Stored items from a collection
<<<<

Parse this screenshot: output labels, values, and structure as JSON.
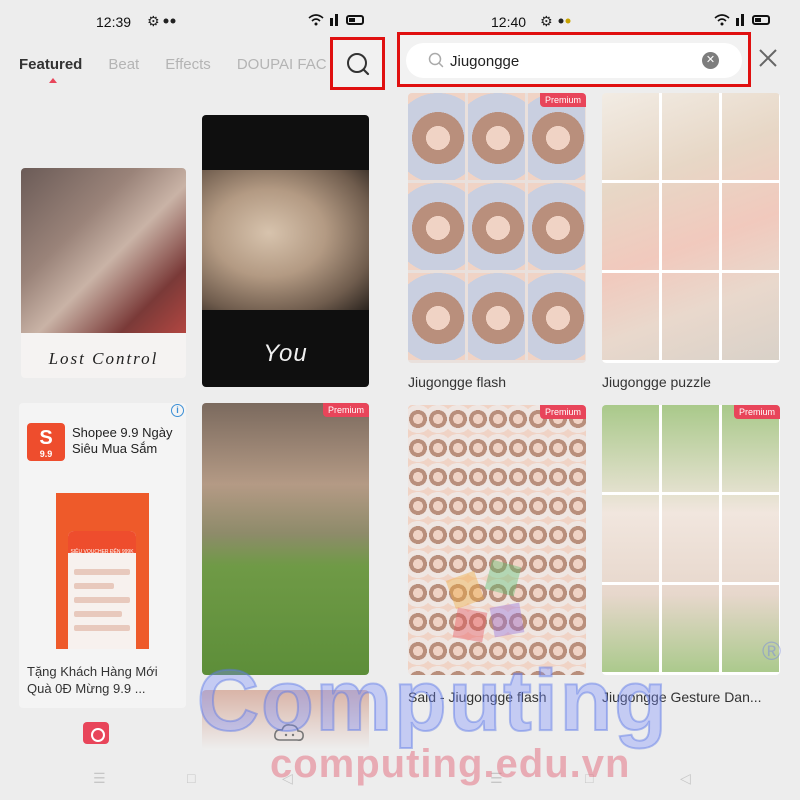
{
  "left": {
    "status": {
      "time": "12:39"
    },
    "tabs": [
      {
        "label": "Featured",
        "active": true
      },
      {
        "label": "Beat",
        "active": false
      },
      {
        "label": "Effects",
        "active": false
      },
      {
        "label": "DOUPAI FAC",
        "active": false
      }
    ],
    "search_icon": "search-icon",
    "feed": {
      "lost_control": {
        "caption": "Lost Control"
      },
      "you": {
        "caption": "You"
      },
      "ad": {
        "title": "Shopee 9.9 Ngày Siêu Mua Sắm",
        "logo_text": "S",
        "logo_sub": "9.9",
        "description": "Tặng Khách Hàng Mới Quà 0Đ Mừng 9.9 ...",
        "banner_text": "SIÊU VOUCHER ĐẾN 999K"
      },
      "kick": {
        "badge": "Premium"
      }
    },
    "bottom_nav": {
      "home_icon": "home-icon",
      "cloud_icon": "cloud-icon"
    }
  },
  "right": {
    "status": {
      "time": "12:40"
    },
    "search": {
      "value": "Jiugongge",
      "placeholder": ""
    },
    "results": [
      {
        "label": "Jiugongge flash",
        "badge": "Premium"
      },
      {
        "label": "Jiugongge puzzle",
        "badge": ""
      },
      {
        "label": "Said - Jiugongge flash",
        "badge": "Premium"
      },
      {
        "label": "Jiugongge Gesture Dan...",
        "badge": "Premium"
      }
    ]
  },
  "watermark": {
    "word": "Computing",
    "url": "computing.edu.vn",
    "reg": "®"
  },
  "colors": {
    "accent": "#e8455a",
    "highlight": "#e01010",
    "shopee": "#ee4d2d"
  }
}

>>>>

Determine how many lines of the listing above include the word "Jiugongge", and report that number only.

5